* [INSTRUÇÕES DAS TAREFAS]
a: Reescreva em forma de lista o parágrafo do trecho sobre o aborto que começa com "A Ministra Eleonora Menicucci", conservando seus fatos principais.
b: Prossiga com o trecho sobre o aborto a partir da última frase apresentada.

* [TRECHO SELECIONADO]

======

Mas uma segunda reflexão acho ainda mais urgente hoje: trata-se do mesmo assunto mas com uma agravante a mais. Quero falar do homem que é impedido de nascer, negando-lhe direitos e deveres e tirando-lhe totalmente aquela dignidade que já tem como embrião. Tratamos do gravíssimo problema do aborto, porque uma farta documentação, encontrada no Diário Oficial da União, mostra que o governo Dilma, através do Ministério da Saúde, em convênio com a fundação Oswaldo Cruz, contrariamente às promessas que a presidente havia assumido durante a campanha eleitoral, está dando continuidade a novas iniciativas para implantar o aborto no Brasil.

A nova estratégia foi apresentada pelos principais jornais brasileiros na primeira semana de junho: o Ministério da Saúde prepara uma Norma Técnica pela qual o Sistema de Saúde brasileiro passará a acolher as mulheres que desejam fazer o aborto e orientá-las sobre como usar corretamente os métodos existentes para abortar. Trata-se de uma estratégia para violar a lei, para depois derrubar a lei.

A Ministra Eleonora Menicucci, da Secretaria da política das mulheres, afirmou que somente é crime praticar o aborto, mas o governo entende que não é crime orientar uma mulher sobre como praticar o aborto. O Ministério também pretende liberar para o público a venda de remédios abortivos, hoje de uso reservado à rede hospitalar. Desta maneira, os médicos poderão orientar as mulheres sobre como praticar o aborto seguro e os medicamentos necessários estarão amplamente disponíveis para o público em todas as farmácias.

Como católicos, temos que denunciar este vergonhoso engano dos abortistas que favorece o crime de matar uma vida inocente e totalmente indefesa, denunciar a atitude cínica daqueles que pretendem implantar esta Norma Técnica, baseada em princípios imorais; ao mesmo tempo, temos que proclamar com força e convicção profunda que todos têm direito à vida e que nenhuma legislação jamais poderá tornar lícito um ato que é intrinsecamente ilícito.

Já na Campanha da Fraternidade de 2008, cujo tema era “Escolhe, pois, a vida”, a CNBB tinha-se posicionado sobre o tema da vida com extrema clareza, dizendo que: o início da vida se dá na fecundação e por isso o embrião é uma nova vida, um novo ser, um novo indivíduo, que Deus é Senhor e amigo da Vida e que o aborto é inaceitável, expressando a esperança que a vida seja respeitada como inviolável em consonância com a Constituição Brasileira, a Declaração Universal dos Direitos Humanos e o Estatuto da Criança e do Adolescente. Chegamos a este absurdo: temos leis que protegem ovos de tartaruga e, ao mesmo tempo, leis que permitem matar o embrião humano!

======

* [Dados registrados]
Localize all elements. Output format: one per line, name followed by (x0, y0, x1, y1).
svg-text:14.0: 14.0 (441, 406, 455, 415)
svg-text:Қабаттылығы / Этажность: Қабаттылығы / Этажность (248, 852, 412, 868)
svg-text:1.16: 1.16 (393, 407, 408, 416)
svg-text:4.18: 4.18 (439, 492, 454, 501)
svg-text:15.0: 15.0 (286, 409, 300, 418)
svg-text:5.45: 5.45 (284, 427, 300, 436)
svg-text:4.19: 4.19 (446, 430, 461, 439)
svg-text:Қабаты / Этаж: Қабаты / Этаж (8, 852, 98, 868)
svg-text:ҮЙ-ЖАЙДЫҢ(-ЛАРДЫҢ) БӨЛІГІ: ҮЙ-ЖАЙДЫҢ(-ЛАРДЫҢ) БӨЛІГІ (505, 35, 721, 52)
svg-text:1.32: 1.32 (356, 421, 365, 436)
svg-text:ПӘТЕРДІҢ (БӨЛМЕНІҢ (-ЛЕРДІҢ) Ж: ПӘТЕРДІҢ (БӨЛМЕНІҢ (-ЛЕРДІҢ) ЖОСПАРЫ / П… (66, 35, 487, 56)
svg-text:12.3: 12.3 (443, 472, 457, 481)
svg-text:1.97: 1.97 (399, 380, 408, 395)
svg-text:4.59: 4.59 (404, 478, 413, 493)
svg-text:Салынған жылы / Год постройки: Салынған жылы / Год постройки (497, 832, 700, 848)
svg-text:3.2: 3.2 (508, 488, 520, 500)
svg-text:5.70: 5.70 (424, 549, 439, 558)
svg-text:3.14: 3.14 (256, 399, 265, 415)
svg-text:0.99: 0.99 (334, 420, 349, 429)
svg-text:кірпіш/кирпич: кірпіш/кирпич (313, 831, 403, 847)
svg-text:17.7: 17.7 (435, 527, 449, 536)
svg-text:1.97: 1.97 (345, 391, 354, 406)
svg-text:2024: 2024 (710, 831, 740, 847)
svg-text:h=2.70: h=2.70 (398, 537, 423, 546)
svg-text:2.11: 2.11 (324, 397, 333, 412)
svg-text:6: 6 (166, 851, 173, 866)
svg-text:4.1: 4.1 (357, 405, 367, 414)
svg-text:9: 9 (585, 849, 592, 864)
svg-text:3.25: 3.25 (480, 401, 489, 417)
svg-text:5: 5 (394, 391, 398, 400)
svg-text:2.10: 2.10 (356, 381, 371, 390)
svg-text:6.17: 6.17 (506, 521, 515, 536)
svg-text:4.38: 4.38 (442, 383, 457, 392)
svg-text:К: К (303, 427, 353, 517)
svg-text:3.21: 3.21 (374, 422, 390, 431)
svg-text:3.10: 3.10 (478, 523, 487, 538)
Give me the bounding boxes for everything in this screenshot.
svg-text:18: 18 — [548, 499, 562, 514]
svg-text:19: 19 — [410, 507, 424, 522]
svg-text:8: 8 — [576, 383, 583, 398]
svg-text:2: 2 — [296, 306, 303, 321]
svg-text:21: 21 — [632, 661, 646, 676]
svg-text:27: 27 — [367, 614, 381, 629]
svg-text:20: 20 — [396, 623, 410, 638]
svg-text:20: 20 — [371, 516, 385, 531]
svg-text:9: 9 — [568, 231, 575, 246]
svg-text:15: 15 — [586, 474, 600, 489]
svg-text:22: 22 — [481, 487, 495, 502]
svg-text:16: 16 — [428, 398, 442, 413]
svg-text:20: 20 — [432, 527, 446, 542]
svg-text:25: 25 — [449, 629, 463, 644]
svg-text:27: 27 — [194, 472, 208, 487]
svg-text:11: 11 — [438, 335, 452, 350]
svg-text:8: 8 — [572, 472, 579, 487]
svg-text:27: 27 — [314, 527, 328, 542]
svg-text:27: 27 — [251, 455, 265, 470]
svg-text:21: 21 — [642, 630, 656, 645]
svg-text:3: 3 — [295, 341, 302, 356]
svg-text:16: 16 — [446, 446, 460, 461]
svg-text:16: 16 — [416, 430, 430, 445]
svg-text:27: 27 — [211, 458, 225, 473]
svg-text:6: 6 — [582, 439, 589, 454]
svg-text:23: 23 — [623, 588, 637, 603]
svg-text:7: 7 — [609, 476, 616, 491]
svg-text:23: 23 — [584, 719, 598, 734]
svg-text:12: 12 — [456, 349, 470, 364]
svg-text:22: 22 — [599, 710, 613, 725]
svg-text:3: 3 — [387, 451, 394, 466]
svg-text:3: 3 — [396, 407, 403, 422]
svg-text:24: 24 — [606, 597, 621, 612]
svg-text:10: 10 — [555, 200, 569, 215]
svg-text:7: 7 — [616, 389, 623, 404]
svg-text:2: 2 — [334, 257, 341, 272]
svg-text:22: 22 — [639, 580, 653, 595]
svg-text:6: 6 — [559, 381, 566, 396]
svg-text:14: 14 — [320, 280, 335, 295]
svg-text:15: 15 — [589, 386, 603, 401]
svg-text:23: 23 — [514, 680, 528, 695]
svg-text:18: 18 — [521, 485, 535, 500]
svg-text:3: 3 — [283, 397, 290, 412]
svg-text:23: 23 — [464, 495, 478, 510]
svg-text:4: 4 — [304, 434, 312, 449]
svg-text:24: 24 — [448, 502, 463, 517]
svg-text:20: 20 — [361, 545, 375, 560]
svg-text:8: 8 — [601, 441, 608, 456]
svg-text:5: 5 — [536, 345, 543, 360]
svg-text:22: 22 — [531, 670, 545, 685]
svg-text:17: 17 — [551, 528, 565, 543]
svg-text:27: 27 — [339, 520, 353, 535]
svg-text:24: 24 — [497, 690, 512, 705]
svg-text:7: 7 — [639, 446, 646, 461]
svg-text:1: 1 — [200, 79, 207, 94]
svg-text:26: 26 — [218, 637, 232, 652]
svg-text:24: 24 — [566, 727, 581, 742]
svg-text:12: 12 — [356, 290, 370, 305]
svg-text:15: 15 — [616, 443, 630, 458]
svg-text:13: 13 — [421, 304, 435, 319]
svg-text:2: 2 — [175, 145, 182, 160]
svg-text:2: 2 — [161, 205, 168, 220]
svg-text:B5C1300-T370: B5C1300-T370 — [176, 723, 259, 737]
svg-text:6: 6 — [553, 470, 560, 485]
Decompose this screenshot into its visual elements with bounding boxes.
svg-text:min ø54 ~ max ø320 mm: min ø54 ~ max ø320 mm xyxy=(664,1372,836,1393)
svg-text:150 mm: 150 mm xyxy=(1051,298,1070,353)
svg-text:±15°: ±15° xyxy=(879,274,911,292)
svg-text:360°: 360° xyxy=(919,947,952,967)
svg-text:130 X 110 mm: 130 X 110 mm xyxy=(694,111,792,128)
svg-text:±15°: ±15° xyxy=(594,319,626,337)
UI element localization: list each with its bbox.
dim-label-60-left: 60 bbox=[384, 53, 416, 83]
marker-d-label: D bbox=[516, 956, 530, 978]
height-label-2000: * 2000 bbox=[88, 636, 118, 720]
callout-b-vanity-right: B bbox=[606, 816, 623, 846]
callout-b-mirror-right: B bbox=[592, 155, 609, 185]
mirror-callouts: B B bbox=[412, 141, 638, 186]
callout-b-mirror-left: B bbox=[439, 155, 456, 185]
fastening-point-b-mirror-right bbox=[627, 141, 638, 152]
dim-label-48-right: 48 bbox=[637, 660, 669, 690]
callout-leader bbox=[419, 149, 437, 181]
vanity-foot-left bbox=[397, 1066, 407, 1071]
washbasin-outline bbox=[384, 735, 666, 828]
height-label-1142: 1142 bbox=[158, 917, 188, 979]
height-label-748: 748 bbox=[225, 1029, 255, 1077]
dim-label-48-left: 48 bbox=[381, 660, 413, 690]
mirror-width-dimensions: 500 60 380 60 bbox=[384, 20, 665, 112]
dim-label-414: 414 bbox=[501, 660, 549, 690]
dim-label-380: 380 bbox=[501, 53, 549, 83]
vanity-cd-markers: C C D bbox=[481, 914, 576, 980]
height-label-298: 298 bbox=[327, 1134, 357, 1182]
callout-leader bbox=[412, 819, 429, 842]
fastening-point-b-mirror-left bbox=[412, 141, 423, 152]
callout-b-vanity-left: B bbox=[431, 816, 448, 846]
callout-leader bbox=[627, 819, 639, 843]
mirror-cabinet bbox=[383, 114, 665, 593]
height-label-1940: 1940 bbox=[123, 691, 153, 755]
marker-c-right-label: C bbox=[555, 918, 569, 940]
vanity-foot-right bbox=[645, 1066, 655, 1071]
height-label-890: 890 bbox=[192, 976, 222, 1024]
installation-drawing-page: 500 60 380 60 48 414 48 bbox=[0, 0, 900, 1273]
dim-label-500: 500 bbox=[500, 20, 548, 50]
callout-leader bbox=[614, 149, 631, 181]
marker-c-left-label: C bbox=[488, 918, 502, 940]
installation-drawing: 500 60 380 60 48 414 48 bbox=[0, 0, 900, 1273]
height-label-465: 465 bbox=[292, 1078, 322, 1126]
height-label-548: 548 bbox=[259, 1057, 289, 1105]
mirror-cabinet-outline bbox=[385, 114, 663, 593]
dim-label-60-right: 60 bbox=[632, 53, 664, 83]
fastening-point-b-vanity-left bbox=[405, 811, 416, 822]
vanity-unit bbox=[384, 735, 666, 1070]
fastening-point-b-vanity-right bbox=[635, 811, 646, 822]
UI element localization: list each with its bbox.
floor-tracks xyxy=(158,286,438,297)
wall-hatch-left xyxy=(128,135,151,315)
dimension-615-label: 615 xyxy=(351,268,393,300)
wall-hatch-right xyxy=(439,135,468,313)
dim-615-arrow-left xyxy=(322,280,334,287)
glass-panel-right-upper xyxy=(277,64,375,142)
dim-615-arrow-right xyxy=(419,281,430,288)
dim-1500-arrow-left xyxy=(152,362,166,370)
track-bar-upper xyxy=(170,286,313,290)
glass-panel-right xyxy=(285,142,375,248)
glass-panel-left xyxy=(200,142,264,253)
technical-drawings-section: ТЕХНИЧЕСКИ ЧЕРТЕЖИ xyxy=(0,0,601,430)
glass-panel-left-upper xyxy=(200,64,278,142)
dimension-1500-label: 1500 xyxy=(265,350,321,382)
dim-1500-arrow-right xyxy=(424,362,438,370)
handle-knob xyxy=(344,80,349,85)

======

* [RESPOSTAS NUMERADAS]
a:
- A ministra Eleonora Menicucci, da Secretaria da política das mulheres, afirmou que só é crime praticar o aborto; segundo o governo, orientar uma mulher sobre como praticá-lo não é crime.
- O Ministério pretende liberar ao público a venda de remédios abortivos, hoje reservados à rede hospitalar.
- Com isso, os médicos poderão orientar as mulheres sobre o aborto seguro, e os medicamentos estarão disponíveis em todas as farmácias.

b:
O compromisso de todos os católicos e de todos os que amam e valorizam a vida é o de transmitir e testemunhar a importância e a necessidade de acolher e respeitar integralmente a vida em todas as fases de desenvolvimento e comunicar, especialmente aos jovens, a beleza da paternidade e maternidade responsáveis. Sim, a vida é dom, é maravilha, é compromisso: não nascemos por acaso, mas por amor.

O mandamento de Deus: ‘não matarás’, continua com todo seu valor e sua força e para os que estão a favor do aborto, a Palavra de Deus chegará às suas consciências, como chegou a Caim: “Onde está o teu irmão Abel? Que fizeste? Ouço o sangue de teu Irmão, do solo, clamar para mim” (Gn. 4,9-10).

Meus irmãos, minhas irmãs, dirigimo-nos a nossa querida Padroeira Senhora Santana, apresentando-lhe nossos pedidos, nossas preocupações, nosso desejo de viver uma vida digna e de proteger sempre a vida.

Senhora Santana, olhai para este povo que vos venera com tanto carinho e ajudai-o, neste tempo de “pós-humanidade”, caracterizada cada vez mais por uma mentalidade anti-vida, anti-matrimônio, anti-família, anti-homem imagem de Deus, ajudai-o a viver conforme vossos exemplos de vida e intercedei por nós a proteção de Deus. Amém.